**Provided records:**
****************

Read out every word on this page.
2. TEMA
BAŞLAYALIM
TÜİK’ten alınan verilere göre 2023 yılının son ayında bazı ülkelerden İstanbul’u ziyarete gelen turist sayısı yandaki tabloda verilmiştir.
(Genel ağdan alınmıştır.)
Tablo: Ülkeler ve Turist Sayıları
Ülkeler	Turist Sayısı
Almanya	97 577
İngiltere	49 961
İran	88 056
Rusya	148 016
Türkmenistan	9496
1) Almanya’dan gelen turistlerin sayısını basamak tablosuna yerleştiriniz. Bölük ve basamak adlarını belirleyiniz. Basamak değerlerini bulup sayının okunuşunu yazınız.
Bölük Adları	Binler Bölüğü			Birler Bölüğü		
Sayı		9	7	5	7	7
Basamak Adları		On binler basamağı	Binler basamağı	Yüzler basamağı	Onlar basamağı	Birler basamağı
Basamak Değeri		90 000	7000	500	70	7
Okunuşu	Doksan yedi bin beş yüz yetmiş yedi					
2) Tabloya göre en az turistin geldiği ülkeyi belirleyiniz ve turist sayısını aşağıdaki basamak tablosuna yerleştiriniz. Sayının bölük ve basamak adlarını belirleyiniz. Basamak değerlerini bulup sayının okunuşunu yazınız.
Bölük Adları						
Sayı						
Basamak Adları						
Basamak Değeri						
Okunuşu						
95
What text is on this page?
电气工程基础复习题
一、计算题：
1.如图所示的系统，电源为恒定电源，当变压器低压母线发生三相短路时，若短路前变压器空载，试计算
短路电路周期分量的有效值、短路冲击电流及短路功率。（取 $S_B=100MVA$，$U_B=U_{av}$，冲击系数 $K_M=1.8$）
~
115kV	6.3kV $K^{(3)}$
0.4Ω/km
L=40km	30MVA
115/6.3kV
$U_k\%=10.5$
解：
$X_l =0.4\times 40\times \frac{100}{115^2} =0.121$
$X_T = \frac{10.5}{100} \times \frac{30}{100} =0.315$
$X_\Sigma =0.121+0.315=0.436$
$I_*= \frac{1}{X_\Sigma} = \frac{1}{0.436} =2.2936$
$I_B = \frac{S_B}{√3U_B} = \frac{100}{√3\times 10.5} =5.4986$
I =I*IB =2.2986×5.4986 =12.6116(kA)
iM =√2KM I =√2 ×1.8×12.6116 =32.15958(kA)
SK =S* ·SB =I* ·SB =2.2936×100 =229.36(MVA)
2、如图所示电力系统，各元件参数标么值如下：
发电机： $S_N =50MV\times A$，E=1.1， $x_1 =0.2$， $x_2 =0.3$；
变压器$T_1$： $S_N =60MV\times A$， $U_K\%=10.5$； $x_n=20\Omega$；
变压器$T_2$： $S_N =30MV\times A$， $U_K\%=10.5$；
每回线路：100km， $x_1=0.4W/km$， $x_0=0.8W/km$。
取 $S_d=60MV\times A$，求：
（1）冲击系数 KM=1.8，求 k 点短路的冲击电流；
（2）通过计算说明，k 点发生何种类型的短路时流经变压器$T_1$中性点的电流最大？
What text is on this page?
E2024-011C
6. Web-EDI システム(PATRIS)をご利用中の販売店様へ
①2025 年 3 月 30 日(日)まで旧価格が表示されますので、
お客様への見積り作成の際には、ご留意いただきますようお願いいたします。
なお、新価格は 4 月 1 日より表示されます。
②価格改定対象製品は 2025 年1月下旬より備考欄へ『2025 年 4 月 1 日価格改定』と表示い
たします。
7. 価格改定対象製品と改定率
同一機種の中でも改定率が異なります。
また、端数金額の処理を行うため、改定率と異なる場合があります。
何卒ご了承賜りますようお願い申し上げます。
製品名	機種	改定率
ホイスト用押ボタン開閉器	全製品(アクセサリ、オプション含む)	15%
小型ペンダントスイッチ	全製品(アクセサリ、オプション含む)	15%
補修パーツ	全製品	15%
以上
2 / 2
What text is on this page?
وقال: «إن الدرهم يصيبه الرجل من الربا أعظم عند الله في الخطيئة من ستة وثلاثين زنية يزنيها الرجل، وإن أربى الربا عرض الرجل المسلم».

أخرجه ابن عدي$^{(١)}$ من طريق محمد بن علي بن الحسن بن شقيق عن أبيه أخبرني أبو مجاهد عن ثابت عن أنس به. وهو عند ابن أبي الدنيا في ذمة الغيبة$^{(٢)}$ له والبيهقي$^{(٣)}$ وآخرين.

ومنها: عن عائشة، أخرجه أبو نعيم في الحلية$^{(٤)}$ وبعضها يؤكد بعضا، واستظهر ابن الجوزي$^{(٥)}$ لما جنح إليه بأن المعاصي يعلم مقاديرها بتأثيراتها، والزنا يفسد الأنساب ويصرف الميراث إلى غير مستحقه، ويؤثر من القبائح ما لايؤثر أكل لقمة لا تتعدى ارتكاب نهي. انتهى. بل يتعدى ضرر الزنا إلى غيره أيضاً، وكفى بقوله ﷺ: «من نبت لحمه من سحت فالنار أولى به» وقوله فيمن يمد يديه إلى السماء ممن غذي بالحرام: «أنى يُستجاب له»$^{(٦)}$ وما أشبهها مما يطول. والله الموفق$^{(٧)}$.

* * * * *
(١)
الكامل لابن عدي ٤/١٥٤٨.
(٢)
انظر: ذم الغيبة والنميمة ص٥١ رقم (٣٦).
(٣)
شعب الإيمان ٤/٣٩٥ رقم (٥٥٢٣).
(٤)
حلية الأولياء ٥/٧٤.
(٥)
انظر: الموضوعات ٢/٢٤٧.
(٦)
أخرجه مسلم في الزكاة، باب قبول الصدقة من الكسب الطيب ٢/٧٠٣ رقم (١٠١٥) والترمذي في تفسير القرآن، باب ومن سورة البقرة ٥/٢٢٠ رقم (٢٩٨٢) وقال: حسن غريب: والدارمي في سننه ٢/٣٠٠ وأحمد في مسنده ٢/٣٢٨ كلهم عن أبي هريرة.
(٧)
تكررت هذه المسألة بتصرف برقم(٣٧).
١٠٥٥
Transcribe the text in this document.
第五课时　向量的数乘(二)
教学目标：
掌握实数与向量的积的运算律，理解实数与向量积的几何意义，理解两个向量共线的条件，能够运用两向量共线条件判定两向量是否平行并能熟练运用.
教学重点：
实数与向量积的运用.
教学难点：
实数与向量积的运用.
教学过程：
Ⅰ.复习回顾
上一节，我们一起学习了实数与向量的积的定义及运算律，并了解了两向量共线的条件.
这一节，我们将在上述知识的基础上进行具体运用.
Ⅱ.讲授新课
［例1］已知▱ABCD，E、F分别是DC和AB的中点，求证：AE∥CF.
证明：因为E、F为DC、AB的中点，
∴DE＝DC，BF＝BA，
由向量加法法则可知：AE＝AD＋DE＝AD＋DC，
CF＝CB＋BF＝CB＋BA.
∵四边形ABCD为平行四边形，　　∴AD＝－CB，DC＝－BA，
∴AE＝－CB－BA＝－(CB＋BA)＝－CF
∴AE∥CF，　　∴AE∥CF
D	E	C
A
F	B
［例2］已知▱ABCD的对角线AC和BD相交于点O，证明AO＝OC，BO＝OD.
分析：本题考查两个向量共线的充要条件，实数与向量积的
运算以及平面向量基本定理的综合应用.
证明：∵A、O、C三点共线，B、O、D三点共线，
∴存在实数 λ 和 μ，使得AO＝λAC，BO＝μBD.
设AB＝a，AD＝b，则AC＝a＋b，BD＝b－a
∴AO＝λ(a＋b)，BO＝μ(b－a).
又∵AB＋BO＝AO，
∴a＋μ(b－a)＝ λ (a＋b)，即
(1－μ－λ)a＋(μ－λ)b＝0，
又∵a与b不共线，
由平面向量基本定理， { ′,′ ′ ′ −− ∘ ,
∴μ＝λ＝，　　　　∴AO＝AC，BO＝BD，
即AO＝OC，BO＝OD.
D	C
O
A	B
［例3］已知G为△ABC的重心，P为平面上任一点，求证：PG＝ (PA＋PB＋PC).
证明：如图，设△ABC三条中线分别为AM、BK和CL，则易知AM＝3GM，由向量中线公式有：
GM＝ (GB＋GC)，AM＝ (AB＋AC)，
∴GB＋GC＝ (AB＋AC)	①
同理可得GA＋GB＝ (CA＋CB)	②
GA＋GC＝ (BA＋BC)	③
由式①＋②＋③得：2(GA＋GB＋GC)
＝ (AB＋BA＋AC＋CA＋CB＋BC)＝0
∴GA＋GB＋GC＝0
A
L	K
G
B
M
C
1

****************

Search the entries for the word "Almanya", then gather every line that has it.

**Full response:**
Almanya	97 577
1) Almanya’dan gelen turistlerin sayısını basamak tablosuna yerleştiriniz. Bölük ve basamak adlarını belirleyiniz. Basamak değerlerini bulup sayının okunuşunu yazınız.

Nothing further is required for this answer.